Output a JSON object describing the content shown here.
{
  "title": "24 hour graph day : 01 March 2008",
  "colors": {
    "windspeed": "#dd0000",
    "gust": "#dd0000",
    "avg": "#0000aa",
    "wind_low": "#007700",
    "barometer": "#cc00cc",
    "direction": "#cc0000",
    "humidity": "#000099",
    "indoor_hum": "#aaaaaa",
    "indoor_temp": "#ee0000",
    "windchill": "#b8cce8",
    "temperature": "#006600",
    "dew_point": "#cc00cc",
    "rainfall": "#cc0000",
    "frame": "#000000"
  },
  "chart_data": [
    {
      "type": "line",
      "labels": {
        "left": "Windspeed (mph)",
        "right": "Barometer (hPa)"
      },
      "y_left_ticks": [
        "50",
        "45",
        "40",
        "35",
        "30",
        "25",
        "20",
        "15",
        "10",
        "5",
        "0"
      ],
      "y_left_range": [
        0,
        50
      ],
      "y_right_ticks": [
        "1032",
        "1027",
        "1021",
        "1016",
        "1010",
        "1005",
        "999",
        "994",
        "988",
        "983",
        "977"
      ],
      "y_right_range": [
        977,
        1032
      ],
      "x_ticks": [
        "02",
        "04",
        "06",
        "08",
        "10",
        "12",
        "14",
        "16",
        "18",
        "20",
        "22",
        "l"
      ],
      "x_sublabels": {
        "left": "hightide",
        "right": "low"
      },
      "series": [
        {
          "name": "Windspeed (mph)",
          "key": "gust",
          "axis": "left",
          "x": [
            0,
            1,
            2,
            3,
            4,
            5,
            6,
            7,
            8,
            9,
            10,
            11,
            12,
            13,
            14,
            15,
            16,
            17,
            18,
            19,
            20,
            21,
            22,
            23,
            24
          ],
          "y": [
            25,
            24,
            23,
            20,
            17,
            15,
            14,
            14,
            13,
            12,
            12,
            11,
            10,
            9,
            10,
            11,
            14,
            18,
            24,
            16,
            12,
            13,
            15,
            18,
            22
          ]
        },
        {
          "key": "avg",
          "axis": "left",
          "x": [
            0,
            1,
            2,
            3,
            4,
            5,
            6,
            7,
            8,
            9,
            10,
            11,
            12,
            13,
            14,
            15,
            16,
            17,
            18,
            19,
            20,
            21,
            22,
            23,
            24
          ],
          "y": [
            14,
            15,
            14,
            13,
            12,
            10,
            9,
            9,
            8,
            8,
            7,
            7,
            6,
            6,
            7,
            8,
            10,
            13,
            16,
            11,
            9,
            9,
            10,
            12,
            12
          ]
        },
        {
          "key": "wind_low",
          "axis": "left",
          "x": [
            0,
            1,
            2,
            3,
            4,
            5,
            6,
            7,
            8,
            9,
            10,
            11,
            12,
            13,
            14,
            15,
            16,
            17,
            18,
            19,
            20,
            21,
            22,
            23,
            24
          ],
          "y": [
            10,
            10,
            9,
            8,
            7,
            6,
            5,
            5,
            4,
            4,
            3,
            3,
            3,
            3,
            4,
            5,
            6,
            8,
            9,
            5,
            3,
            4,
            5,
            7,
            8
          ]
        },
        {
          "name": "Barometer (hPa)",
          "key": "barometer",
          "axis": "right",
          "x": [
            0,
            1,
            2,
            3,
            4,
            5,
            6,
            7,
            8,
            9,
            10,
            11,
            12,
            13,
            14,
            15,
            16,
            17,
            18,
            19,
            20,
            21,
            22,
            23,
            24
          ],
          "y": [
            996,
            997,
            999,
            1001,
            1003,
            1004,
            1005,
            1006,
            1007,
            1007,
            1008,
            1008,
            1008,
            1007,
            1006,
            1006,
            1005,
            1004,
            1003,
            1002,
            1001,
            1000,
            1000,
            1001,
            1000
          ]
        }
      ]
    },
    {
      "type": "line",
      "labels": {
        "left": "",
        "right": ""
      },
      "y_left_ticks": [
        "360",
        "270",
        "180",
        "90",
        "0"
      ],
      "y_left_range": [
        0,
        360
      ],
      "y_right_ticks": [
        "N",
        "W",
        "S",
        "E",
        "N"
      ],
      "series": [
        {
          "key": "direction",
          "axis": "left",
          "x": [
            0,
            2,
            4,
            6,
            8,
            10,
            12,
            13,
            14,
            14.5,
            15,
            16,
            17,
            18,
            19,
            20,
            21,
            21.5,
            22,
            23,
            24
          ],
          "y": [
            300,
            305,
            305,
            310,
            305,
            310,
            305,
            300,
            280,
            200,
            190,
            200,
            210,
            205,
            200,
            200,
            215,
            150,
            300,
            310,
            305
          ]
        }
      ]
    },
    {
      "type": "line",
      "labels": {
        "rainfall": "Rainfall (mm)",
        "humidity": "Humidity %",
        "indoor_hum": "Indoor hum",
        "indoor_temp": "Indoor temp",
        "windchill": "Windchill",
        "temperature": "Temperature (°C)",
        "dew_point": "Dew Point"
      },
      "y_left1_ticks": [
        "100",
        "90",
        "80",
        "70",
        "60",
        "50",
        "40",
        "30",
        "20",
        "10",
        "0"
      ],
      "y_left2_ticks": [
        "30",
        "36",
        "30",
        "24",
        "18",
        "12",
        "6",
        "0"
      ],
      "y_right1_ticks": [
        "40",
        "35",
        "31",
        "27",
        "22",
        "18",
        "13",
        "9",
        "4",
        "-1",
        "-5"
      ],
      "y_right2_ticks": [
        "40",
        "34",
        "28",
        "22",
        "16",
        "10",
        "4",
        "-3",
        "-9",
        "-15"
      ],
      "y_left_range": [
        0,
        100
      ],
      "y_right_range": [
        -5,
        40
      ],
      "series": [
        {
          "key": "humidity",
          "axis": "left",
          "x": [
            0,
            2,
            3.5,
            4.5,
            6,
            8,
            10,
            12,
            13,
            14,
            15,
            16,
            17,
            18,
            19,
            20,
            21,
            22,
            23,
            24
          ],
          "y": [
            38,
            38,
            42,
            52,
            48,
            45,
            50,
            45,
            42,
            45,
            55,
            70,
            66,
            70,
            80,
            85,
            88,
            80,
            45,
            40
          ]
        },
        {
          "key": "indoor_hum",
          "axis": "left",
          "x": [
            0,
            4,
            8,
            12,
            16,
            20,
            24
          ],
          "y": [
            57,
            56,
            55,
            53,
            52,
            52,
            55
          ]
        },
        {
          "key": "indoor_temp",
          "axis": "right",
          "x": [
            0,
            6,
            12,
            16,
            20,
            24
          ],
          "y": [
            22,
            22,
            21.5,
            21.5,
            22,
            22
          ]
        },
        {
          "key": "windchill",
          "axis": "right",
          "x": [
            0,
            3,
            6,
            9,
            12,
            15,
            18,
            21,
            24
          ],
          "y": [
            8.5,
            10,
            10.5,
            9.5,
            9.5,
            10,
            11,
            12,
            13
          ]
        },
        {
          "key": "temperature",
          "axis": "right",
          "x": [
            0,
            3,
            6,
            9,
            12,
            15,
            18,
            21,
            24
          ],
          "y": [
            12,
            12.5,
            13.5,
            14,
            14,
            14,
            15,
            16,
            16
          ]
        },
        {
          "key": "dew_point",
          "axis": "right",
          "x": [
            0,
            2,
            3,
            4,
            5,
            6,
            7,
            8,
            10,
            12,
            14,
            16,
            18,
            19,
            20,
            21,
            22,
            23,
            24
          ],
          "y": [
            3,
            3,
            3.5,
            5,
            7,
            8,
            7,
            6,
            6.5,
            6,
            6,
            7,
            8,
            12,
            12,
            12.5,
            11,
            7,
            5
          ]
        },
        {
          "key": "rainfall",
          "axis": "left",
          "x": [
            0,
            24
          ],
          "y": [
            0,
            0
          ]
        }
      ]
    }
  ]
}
::::
◆ REQUEST
Pull out each line containing the word "temperature" and copy it.

◆ FINISHED TASK
    "temperature": "#006600",
        "temperature": "Temperature (°C)",
          "key": "temperature",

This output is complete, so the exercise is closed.